Document page entries with text:
--------------------------------

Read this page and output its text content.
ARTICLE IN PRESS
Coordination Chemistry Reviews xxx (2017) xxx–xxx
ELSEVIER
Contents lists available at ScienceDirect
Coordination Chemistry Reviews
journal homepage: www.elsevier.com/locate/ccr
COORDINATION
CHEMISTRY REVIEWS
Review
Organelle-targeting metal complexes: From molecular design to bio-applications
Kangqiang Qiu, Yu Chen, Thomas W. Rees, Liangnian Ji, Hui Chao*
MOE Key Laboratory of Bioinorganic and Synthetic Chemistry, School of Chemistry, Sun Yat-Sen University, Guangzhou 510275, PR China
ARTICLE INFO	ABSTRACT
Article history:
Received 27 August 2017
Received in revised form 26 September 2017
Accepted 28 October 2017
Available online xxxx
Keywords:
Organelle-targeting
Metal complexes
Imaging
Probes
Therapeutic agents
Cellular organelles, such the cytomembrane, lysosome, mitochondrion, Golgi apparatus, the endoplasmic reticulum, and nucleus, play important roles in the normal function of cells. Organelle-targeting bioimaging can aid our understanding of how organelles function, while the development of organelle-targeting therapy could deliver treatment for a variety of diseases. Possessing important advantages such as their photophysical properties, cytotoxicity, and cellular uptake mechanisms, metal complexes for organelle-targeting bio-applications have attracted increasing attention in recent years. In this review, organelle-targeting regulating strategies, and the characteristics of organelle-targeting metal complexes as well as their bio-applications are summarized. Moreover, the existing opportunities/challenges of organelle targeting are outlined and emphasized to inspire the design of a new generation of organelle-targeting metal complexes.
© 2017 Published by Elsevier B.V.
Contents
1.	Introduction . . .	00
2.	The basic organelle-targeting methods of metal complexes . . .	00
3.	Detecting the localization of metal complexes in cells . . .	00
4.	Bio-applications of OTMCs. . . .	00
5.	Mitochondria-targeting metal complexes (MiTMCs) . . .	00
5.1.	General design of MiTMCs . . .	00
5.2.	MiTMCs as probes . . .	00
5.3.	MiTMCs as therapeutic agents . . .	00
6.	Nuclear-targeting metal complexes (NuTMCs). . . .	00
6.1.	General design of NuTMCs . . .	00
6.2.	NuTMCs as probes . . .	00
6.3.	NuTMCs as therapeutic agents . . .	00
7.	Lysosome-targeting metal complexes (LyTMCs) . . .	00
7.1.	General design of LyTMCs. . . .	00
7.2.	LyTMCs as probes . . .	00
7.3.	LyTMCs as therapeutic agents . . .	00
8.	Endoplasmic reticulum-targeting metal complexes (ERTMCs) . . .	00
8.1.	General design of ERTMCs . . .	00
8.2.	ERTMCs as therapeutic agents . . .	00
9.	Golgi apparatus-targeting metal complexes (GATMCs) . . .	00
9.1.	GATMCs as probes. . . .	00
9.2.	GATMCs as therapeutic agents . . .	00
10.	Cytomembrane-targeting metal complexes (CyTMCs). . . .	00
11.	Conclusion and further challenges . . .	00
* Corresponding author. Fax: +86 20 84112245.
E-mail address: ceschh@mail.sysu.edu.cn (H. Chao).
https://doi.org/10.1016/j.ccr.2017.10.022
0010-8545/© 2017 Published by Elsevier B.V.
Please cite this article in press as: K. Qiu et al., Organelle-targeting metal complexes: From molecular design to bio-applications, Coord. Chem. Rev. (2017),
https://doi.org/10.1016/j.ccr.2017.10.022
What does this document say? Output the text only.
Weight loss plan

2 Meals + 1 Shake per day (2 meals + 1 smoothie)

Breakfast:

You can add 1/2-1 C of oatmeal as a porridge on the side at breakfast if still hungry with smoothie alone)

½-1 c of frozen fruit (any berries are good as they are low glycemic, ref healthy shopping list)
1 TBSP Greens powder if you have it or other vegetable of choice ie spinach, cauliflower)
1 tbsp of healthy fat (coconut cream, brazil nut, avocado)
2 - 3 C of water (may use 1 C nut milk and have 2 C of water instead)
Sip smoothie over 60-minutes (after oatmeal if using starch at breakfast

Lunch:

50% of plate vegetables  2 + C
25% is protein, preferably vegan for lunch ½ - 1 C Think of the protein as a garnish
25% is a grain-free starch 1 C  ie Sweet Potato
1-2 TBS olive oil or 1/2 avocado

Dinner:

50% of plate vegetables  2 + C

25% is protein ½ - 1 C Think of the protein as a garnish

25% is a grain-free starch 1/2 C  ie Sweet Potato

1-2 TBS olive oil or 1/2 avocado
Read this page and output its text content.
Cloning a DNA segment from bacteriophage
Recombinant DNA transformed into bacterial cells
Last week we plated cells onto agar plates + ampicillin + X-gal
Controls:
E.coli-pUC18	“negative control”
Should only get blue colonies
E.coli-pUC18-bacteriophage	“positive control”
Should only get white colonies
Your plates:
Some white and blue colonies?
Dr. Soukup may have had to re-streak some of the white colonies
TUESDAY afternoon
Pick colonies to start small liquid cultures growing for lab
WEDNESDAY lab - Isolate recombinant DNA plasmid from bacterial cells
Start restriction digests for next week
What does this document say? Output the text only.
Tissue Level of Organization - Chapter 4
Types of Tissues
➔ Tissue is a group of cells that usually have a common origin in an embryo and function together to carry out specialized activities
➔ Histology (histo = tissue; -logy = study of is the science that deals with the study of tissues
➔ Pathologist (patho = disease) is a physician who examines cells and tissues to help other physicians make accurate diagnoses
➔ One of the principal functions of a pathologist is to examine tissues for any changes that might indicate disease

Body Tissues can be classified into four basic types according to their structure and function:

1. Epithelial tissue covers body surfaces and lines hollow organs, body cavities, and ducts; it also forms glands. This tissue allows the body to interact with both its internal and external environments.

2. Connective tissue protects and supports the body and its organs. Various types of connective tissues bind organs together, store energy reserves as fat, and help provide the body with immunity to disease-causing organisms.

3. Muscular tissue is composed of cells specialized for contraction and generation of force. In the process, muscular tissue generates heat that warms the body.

--------------------------------

Retyping every line above exactly is all that is needed.

Read this page and output its text content.
ARTICLE IN PRESS
Coordination Chemistry Reviews xxx (2017) xxx–xxx
ELSEVIER
Contents lists available at ScienceDirect
Coordination Chemistry Reviews
journal homepage: www.elsevier.com/locate/ccr
COORDINATION
CHEMISTRY REVIEWS
Review
Organelle-targeting metal complexes: From molecular design to bio-applications
Kangqiang Qiu, Yu Chen, Thomas W. Rees, Liangnian Ji, Hui Chao*
MOE Key Laboratory of Bioinorganic and Synthetic Chemistry, School of Chemistry, Sun Yat-Sen University, Guangzhou 510275, PR China
ARTICLE INFO	ABSTRACT
Article history:
Received 27 August 2017
Received in revised form 26 September 2017
Accepted 28 October 2017
Available online xxxx
Keywords:
Organelle-targeting
Metal complexes
Imaging
Probes
Therapeutic agents
Cellular organelles, such the cytomembrane, lysosome, mitochondrion, Golgi apparatus, the endoplasmic reticulum, and nucleus, play important roles in the normal function of cells. Organelle-targeting bioimaging can aid our understanding of how organelles function, while the development of organelle-targeting therapy could deliver treatment for a variety of diseases. Possessing important advantages such as their photophysical properties, cytotoxicity, and cellular uptake mechanisms, metal complexes for organelle-targeting bio-applications have attracted increasing attention in recent years. In this review, organelle-targeting regulating strategies, and the characteristics of organelle-targeting metal complexes as well as their bio-applications are summarized. Moreover, the existing opportunities/challenges of organelle targeting are outlined and emphasized to inspire the design of a new generation of organelle-targeting metal complexes.
© 2017 Published by Elsevier B.V.
Contents
1.	Introduction . . .	00
2.	The basic organelle-targeting methods of metal complexes . . .	00
3.	Detecting the localization of metal complexes in cells . . .	00
4.	Bio-applications of OTMCs. . . .	00
5.	Mitochondria-targeting metal complexes (MiTMCs) . . .	00
5.1.	General design of MiTMCs . . .	00
5.2.	MiTMCs as probes . . .	00
5.3.	MiTMCs as therapeutic agents . . .	00
6.	Nuclear-targeting metal complexes (NuTMCs). . . .	00
6.1.	General design of NuTMCs . . .	00
6.2.	NuTMCs as probes . . .	00
6.3.	NuTMCs as therapeutic agents . . .	00
7.	Lysosome-targeting metal complexes (LyTMCs) . . .	00
7.1.	General design of LyTMCs. . . .	00
7.2.	LyTMCs as probes . . .	00
7.3.	LyTMCs as therapeutic agents . . .	00
8.	Endoplasmic reticulum-targeting metal complexes (ERTMCs) . . .	00
8.1.	General design of ERTMCs . . .	00
8.2.	ERTMCs as therapeutic agents . . .	00
9.	Golgi apparatus-targeting metal complexes (GATMCs) . . .	00
9.1.	GATMCs as probes. . . .	00
9.2.	GATMCs as therapeutic agents . . .	00
10.	Cytomembrane-targeting metal complexes (CyTMCs). . . .	00
11.	Conclusion and further challenges . . .	00
* Corresponding author. Fax: +86 20 84112245.
E-mail address: ceschh@mail.sysu.edu.cn (H. Chao).
https://doi.org/10.1016/j.ccr.2017.10.022
0010-8545/© 2017 Published by Elsevier B.V.
Please cite this article in press as: K. Qiu et al., Organelle-targeting metal complexes: From molecular design to bio-applications, Coord. Chem. Rev. (2017),
https://doi.org/10.1016/j.ccr.2017.10.022
What does this document say? Output the text only.
Weight loss plan

2 Meals + 1 Shake per day (2 meals + 1 smoothie)

Breakfast:

You can add 1/2-1 C of oatmeal as a porridge on the side at breakfast if still hungry with smoothie alone)

½-1 c of frozen fruit (any berries are good as they are low glycemic, ref healthy shopping list)
1 TBSP Greens powder if you have it or other vegetable of choice ie spinach, cauliflower)
1 tbsp of healthy fat (coconut cream, brazil nut, avocado)
2 - 3 C of water (may use 1 C nut milk and have 2 C of water instead)
Sip smoothie over 60-minutes (after oatmeal if using starch at breakfast

Lunch:

50% of plate vegetables  2 + C
25% is protein, preferably vegan for lunch ½ - 1 C Think of the protein as a garnish
25% is a grain-free starch 1 C  ie Sweet Potato
1-2 TBS olive oil or 1/2 avocado

Dinner:

50% of plate vegetables  2 + C

25% is protein ½ - 1 C Think of the protein as a garnish

25% is a grain-free starch 1/2 C  ie Sweet Potato

1-2 TBS olive oil or 1/2 avocado
Read this page and output its text content.
Cloning a DNA segment from bacteriophage
Recombinant DNA transformed into bacterial cells
Last week we plated cells onto agar plates + ampicillin + X-gal
Controls:
E.coli-pUC18	“negative control”
Should only get blue colonies
E.coli-pUC18-bacteriophage	“positive control”
Should only get white colonies
Your plates:
Some white and blue colonies?
Dr. Soukup may have had to re-streak some of the white colonies
TUESDAY afternoon
Pick colonies to start small liquid cultures growing for lab
WEDNESDAY lab - Isolate recombinant DNA plasmid from bacterial cells
Start restriction digests for next week
What does this document say? Output the text only.
Tissue Level of Organization - Chapter 4
Types of Tissues
➔ Tissue is a group of cells that usually have a common origin in an embryo and function together to carry out specialized activities
➔ Histology (histo = tissue; -logy = study of is the science that deals with the study of tissues
➔ Pathologist (patho = disease) is a physician who examines cells and tissues to help other physicians make accurate diagnoses
➔ One of the principal functions of a pathologist is to examine tissues for any changes that might indicate disease

Body Tissues can be classified into four basic types according to their structure and function:

1. Epithelial tissue covers body surfaces and lines hollow organs, body cavities, and ducts; it also forms glands. This tissue allows the body to interact with both its internal and external environments.

2. Connective tissue protects and supports the body and its organs. Various types of connective tissues bind organs together, store energy reserves as fat, and help provide the body with immunity to disease-causing organisms.

3. Muscular tissue is composed of cells specialized for contraction and generation of force. In the process, muscular tissue generates heat that warms the body.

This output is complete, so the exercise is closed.